### Exercise objective
All entries are to be quoted exactly; the images stay out of the copy.

### Task input
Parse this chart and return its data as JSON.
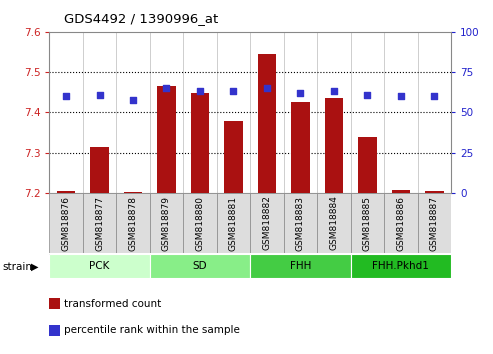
{
  "title": "GDS4492 / 1390996_at",
  "samples": [
    "GSM818876",
    "GSM818877",
    "GSM818878",
    "GSM818879",
    "GSM818880",
    "GSM818881",
    "GSM818882",
    "GSM818883",
    "GSM818884",
    "GSM818885",
    "GSM818886",
    "GSM818887"
  ],
  "transformed_counts": [
    7.205,
    7.315,
    7.202,
    7.465,
    7.448,
    7.378,
    7.545,
    7.425,
    7.435,
    7.34,
    7.208,
    7.205
  ],
  "percentile_ranks": [
    60,
    61,
    58,
    65,
    63,
    63,
    65,
    62,
    63,
    61,
    60,
    60
  ],
  "ylim_left": [
    7.2,
    7.6
  ],
  "ylim_right": [
    0,
    100
  ],
  "yticks_left": [
    7.2,
    7.3,
    7.4,
    7.5,
    7.6
  ],
  "yticks_right": [
    0,
    25,
    50,
    75,
    100
  ],
  "bar_color": "#aa1111",
  "dot_color": "#3333cc",
  "bar_bottom": 7.2,
  "groups": [
    {
      "label": "PCK",
      "start": 0,
      "end": 3,
      "color": "#ccffcc"
    },
    {
      "label": "SD",
      "start": 3,
      "end": 6,
      "color": "#88ee88"
    },
    {
      "label": "FHH",
      "start": 6,
      "end": 9,
      "color": "#44cc44"
    },
    {
      "label": "FHH.Pkhd1",
      "start": 9,
      "end": 12,
      "color": "#22bb22"
    }
  ],
  "strain_label": "strain",
  "legend_items": [
    {
      "color": "#aa1111",
      "label": "transformed count"
    },
    {
      "color": "#3333cc",
      "label": "percentile rank within the sample"
    }
  ],
  "left_axis_color": "#cc2222",
  "right_axis_color": "#2222cc",
  "tick_bg_color": "#dddddd",
  "tick_edge_color": "#888888"
}
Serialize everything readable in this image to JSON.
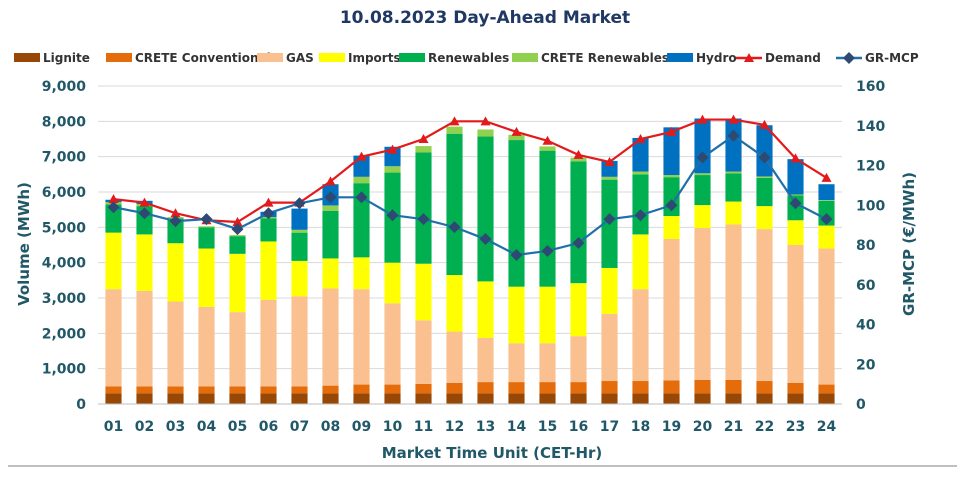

### Full output
Parse this chart and return its data as JSON.
{
  "title": "GDS4492 / 1390996_at",
  "samples": [
    "GSM818876",
    "GSM818877",
    "GSM818878",
    "GSM818879",
    "GSM818880",
    "GSM818881",
    "GSM818882",
    "GSM818883",
    "GSM818884",
    "GSM818885",
    "GSM818886",
    "GSM818887"
  ],
  "transformed_counts": [
    7.205,
    7.315,
    7.202,
    7.465,
    7.448,
    7.378,
    7.545,
    7.425,
    7.435,
    7.34,
    7.208,
    7.205
  ],
  "percentile_ranks": [
    60,
    61,
    58,
    65,
    63,
    63,
    65,
    62,
    63,
    61,
    60,
    60
  ],
  "ylim_left": [
    7.2,
    7.6
  ],
  "ylim_right": [
    0,
    100
  ],
  "yticks_left": [
    7.2,
    7.3,
    7.4,
    7.5,
    7.6
  ],
  "yticks_right": [
    0,
    25,
    50,
    75,
    100
  ],
  "bar_color": "#aa1111",
  "dot_color": "#3333cc",
  "bar_bottom": 7.2,
  "groups": [
    {
      "label": "PCK",
      "start": 0,
      "end": 3,
      "color": "#ccffcc"
    },
    {
      "label": "SD",
      "start": 3,
      "end": 6,
      "color": "#88ee88"
    },
    {
      "label": "FHH",
      "start": 6,
      "end": 9,
      "color": "#44cc44"
    },
    {
      "label": "FHH.Pkhd1",
      "start": 9,
      "end": 12,
      "color": "#22bb22"
    }
  ],
  "strain_label": "strain",
  "legend_items": [
    {
      "color": "#aa1111",
      "label": "transformed count"
    },
    {
      "color": "#3333cc",
      "label": "percentile rank within the sample"
    }
  ],
  "left_axis_color": "#cc2222",
  "right_axis_color": "#2222cc",
  "tick_bg_color": "#dddddd",
  "tick_edge_color": "#888888"
}
Serialize everything readable in this image to JSON.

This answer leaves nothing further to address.